» **Written task**:
Every record below is to be retyped exactly.

» **The input**:
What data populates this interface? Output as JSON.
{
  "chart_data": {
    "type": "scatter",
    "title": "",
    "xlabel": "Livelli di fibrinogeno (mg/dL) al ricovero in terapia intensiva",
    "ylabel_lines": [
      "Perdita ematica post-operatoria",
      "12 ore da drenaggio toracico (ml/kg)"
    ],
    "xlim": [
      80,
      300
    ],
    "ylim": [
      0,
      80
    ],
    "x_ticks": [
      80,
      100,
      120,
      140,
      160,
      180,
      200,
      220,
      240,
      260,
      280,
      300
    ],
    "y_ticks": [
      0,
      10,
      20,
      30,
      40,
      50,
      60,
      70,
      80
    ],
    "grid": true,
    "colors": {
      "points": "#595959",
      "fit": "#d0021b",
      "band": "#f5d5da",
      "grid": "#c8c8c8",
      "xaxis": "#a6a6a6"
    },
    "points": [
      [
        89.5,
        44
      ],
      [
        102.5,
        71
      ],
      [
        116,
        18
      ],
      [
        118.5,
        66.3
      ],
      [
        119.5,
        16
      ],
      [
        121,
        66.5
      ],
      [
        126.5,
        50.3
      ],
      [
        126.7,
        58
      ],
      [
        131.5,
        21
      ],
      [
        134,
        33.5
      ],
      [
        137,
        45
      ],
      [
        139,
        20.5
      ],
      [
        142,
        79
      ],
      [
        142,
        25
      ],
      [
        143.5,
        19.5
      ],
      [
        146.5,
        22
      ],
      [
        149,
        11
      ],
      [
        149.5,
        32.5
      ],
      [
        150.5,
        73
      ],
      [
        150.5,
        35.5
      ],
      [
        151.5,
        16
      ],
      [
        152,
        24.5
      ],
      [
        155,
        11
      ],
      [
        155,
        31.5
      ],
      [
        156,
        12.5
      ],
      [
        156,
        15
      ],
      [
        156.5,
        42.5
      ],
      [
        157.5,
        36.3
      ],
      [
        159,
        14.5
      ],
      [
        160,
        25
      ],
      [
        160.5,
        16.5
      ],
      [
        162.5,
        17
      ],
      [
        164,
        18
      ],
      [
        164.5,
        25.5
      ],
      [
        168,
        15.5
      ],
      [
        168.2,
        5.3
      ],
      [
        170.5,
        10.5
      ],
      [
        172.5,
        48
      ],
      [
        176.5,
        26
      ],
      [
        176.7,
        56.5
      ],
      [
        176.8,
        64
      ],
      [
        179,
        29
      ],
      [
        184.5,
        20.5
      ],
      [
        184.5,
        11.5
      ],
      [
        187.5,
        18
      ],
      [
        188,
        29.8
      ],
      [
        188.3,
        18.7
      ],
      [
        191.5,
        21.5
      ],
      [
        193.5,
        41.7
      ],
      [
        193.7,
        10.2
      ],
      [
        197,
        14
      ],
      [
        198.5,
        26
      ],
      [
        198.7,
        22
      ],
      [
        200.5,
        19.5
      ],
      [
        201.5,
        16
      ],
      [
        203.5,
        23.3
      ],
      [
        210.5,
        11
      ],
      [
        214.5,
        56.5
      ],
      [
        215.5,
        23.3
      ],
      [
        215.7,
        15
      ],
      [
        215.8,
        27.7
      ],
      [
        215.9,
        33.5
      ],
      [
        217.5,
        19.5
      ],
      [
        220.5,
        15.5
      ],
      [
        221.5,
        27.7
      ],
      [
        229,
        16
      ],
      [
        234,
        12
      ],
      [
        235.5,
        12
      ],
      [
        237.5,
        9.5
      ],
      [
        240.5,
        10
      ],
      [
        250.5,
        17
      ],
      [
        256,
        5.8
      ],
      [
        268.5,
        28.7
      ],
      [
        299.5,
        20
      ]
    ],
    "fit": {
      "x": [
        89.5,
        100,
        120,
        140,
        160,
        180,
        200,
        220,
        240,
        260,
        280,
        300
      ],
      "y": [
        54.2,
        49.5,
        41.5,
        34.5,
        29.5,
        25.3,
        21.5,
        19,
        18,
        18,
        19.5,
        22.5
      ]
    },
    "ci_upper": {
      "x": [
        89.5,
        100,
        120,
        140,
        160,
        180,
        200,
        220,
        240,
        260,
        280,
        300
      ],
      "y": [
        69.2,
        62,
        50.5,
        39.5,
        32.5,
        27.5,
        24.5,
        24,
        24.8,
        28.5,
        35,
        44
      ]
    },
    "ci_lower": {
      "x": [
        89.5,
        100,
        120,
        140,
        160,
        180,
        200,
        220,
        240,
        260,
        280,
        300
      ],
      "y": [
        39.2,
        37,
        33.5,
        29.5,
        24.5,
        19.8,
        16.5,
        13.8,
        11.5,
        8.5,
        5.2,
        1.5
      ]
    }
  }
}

» **Result of this exercise**:
What data populates this interface? Output as JSON.
{
  "chart_data": {
    "type": "scatter",
    "title": "",
    "xlabel": "Livelli di fibrinogeno (mg/dL) al ricovero in terapia intensiva",
    "ylabel_lines": [
      "Perdita ematica post-operatoria",
      "12 ore da drenaggio toracico (ml/kg)"
    ],
    "xlim": [
      80,
      300
    ],
    "ylim": [
      0,
      80
    ],
    "x_ticks": [
      80,
      100,
      120,
      140,
      160,
      180,
      200,
      220,
      240,
      260,
      280,
      300
    ],
    "y_ticks": [
      0,
      10,
      20,
      30,
      40,
      50,
      60,
      70,
      80
    ],
    "grid": true,
    "colors": {
      "points": "#595959",
      "fit": "#d0021b",
      "band": "#f5d5da",
      "grid": "#c8c8c8",
      "xaxis": "#a6a6a6"
    },
    "points": [
      [
        89.5,
        44
      ],
      [
        102.5,
        71
      ],
      [
        116,
        18
      ],
      [
        118.5,
        66.3
      ],
      [
        119.5,
        16
      ],
      [
        121,
        66.5
      ],
      [
        126.5,
        50.3
      ],
      [
        126.7,
        58
      ],
      [
        131.5,
        21
      ],
      [
        134,
        33.5
      ],
      [
        137,
        45
      ],
      [
        139,
        20.5
      ],
      [
        142,
        79
      ],
      [
        142,
        25
      ],
      [
        143.5,
        19.5
      ],
      [
        146.5,
        22
      ],
      [
        149,
        11
      ],
      [
        149.5,
        32.5
      ],
      [
        150.5,
        73
      ],
      [
        150.5,
        35.5
      ],
      [
        151.5,
        16
      ],
      [
        152,
        24.5
      ],
      [
        155,
        11
      ],
      [
        155,
        31.5
      ],
      [
        156,
        12.5
      ],
      [
        156,
        15
      ],
      [
        156.5,
        42.5
      ],
      [
        157.5,
        36.3
      ],
      [
        159,
        14.5
      ],
      [
        160,
        25
      ],
      [
        160.5,
        16.5
      ],
      [
        162.5,
        17
      ],
      [
        164,
        18
      ],
      [
        164.5,
        25.5
      ],
      [
        168,
        15.5
      ],
      [
        168.2,
        5.3
      ],
      [
        170.5,
        10.5
      ],
      [
        172.5,
        48
      ],
      [
        176.5,
        26
      ],
      [
        176.7,
        56.5
      ],
      [
        176.8,
        64
      ],
      [
        179,
        29
      ],
      [
        184.5,
        20.5
      ],
      [
        184.5,
        11.5
      ],
      [
        187.5,
        18
      ],
      [
        188,
        29.8
      ],
      [
        188.3,
        18.7
      ],
      [
        191.5,
        21.5
      ],
      [
        193.5,
        41.7
      ],
      [
        193.7,
        10.2
      ],
      [
        197,
        14
      ],
      [
        198.5,
        26
      ],
      [
        198.7,
        22
      ],
      [
        200.5,
        19.5
      ],
      [
        201.5,
        16
      ],
      [
        203.5,
        23.3
      ],
      [
        210.5,
        11
      ],
      [
        214.5,
        56.5
      ],
      [
        215.5,
        23.3
      ],
      [
        215.7,
        15
      ],
      [
        215.8,
        27.7
      ],
      [
        215.9,
        33.5
      ],
      [
        217.5,
        19.5
      ],
      [
        220.5,
        15.5
      ],
      [
        221.5,
        27.7
      ],
      [
        229,
        16
      ],
      [
        234,
        12
      ],
      [
        235.5,
        12
      ],
      [
        237.5,
        9.5
      ],
      [
        240.5,
        10
      ],
      [
        250.5,
        17
      ],
      [
        256,
        5.8
      ],
      [
        268.5,
        28.7
      ],
      [
        299.5,
        20
      ]
    ],
    "fit": {
      "x": [
        89.5,
        100,
        120,
        140,
        160,
        180,
        200,
        220,
        240,
        260,
        280,
        300
      ],
      "y": [
        54.2,
        49.5,
        41.5,
        34.5,
        29.5,
        25.3,
        21.5,
        19,
        18,
        18,
        19.5,
        22.5
      ]
    },
    "ci_upper": {
      "x": [
        89.5,
        100,
        120,
        140,
        160,
        180,
        200,
        220,
        240,
        260,
        280,
        300
      ],
      "y": [
        69.2,
        62,
        50.5,
        39.5,
        32.5,
        27.5,
        24.5,
        24,
        24.8,
        28.5,
        35,
        44
      ]
    },
    "ci_lower": {
      "x": [
        89.5,
        100,
        120,
        140,
        160,
        180,
        200,
        220,
        240,
        260,
        280,
        300
      ],
      "y": [
        39.2,
        37,
        33.5,
        29.5,
        24.5,
        19.8,
        16.5,
        13.8,
        11.5,
        8.5,
        5.2,
        1.5
      ]
    }
  }
}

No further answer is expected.